• **WHAT YOU HAVE TO DO**: Out of the lines in this data, how many include "budgetary"? Give the number and nothing else.

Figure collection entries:
··········

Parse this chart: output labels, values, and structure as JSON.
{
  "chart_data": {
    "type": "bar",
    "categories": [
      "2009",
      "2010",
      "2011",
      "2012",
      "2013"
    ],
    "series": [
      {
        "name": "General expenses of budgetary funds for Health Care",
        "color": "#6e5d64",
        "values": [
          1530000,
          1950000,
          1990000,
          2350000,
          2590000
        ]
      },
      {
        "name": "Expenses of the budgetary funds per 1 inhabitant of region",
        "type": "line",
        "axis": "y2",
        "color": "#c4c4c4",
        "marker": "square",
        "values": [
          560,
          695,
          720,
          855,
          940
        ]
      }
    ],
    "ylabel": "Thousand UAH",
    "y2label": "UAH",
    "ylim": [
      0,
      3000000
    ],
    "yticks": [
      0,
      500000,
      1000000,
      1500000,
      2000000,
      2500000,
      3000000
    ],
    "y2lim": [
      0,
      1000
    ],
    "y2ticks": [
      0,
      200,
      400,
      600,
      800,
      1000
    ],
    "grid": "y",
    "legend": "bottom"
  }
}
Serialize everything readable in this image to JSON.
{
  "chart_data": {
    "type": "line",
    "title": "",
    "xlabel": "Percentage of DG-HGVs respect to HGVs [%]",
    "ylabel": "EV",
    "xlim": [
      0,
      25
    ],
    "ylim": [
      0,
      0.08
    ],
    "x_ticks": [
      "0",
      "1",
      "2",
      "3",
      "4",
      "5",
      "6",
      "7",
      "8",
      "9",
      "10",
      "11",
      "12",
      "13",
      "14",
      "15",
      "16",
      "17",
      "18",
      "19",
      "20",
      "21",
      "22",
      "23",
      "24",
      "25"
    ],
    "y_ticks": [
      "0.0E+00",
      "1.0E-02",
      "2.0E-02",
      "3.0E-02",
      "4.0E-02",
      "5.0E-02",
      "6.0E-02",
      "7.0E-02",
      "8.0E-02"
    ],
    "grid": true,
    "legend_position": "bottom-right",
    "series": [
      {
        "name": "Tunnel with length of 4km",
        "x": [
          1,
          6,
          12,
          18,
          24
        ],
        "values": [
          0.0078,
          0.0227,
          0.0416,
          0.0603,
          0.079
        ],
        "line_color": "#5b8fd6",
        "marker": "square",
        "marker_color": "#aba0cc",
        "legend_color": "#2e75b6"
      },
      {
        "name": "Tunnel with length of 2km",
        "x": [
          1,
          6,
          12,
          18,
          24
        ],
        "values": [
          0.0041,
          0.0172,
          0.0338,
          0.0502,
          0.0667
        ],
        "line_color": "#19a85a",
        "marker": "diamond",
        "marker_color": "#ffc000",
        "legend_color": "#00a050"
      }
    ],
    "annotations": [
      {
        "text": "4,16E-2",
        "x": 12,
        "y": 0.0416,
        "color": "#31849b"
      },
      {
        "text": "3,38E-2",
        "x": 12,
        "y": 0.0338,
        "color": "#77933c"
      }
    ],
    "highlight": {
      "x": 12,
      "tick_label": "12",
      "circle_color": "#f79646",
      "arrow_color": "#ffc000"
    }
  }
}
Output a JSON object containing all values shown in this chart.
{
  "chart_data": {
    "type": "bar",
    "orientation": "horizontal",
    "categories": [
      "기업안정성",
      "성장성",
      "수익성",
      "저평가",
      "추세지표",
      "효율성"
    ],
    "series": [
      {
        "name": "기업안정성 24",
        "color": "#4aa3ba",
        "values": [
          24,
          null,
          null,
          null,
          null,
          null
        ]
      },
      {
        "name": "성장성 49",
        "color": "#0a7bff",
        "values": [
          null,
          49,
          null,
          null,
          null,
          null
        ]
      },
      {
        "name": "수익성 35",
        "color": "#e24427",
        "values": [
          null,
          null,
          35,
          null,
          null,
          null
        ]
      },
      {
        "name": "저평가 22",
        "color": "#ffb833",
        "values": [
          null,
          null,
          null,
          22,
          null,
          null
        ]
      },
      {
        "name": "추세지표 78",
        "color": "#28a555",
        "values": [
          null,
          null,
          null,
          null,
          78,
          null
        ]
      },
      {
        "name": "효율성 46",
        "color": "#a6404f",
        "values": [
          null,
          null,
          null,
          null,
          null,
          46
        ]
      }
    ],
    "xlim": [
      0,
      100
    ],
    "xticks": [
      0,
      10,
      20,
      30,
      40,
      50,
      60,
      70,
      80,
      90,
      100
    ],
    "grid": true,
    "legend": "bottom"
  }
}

··········

• **ANSWER FOR THIS EXERCISE**: 2